What this task involves: Check every line of the entries for "ремонта", and copy the lines that hold it.

Raw data:

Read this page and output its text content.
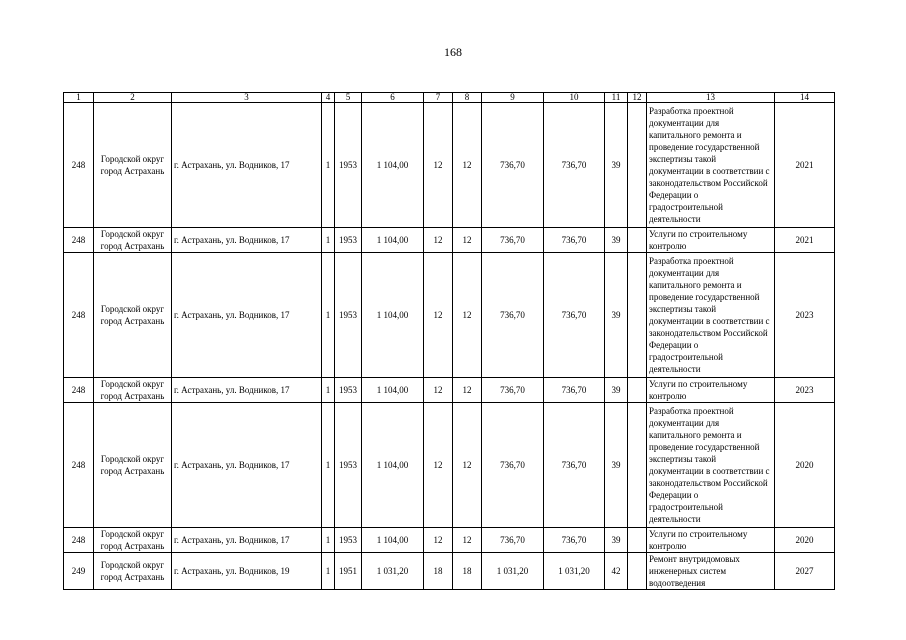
168
1	2	3	4	5	6	7	8	9	10	11	12	13	14
248	Городской округ город Астрахань	г. Астрахань, ул. Водников, 17	1	1953	1 104,00	12	12	736,70	736,70	39		Разработка проектной документации для капитального ремонта и проведение государственной экспертизы такой документации в соответствии с законодательством Российской Федерации о градостроительной деятельности	2021
248	Городской округ город Астрахань	г. Астрахань, ул. Водников, 17	1	1953	1 104,00	12	12	736,70	736,70	39		Услуги по строительному контролю	2021
248	Городской округ город Астрахань	г. Астрахань, ул. Водников, 17	1	1953	1 104,00	12	12	736,70	736,70	39		Разработка проектной документации для капитального ремонта и проведение государственной экспертизы такой документации в соответствии с законодательством Российской Федерации о градостроительной деятельности	2023
248	Городской округ город Астрахань	г. Астрахань, ул. Водников, 17	1	1953	1 104,00	12	12	736,70	736,70	39		Услуги по строительному контролю	2023
248	Городской округ город Астрахань	г. Астрахань, ул. Водников, 17	1	1953	1 104,00	12	12	736,70	736,70	39		Разработка проектной документации для капитального ремонта и проведение государственной экспертизы такой документации в соответствии с законодательством Российской Федерации о градостроительной деятельности	2020
248	Городской округ город Астрахань	г. Астрахань, ул. Водников, 17	1	1953	1 104,00	12	12	736,70	736,70	39		Услуги по строительному контролю	2020
249	Городской округ город Астрахань	г. Астрахань, ул. Водников, 19	1	1951	1 031,20	18	18	1 031,20	1 031,20	42		Ремонт внутридомовых инженерных систем водоотведения	2027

Complete response:
248	Городской округ город Астрахань	г. Астрахань, ул. Водников, 17	1	1953	1 104,00	12	12	736,70	736,70	39		Разработка проектной документации для капитального ремонта и проведение государственной экспертизы такой документации в соответствии с законодательством Российской Федерации о градостроительной деятельности	2021
248	Городской округ город Астрахань	г. Астрахань, ул. Водников, 17	1	1953	1 104,00	12	12	736,70	736,70	39		Разработка проектной документации для капитального ремонта и проведение государственной экспертизы такой документации в соответствии с законодательством Российской Федерации о градостроительной деятельности	2023
248	Городской округ город Астрахань	г. Астрахань, ул. Водников, 17	1	1953	1 104,00	12	12	736,70	736,70	39		Разработка проектной документации для капитального ремонта и проведение государственной экспертизы такой документации в соответствии с законодательством Российской Федерации о градостроительной деятельности	2020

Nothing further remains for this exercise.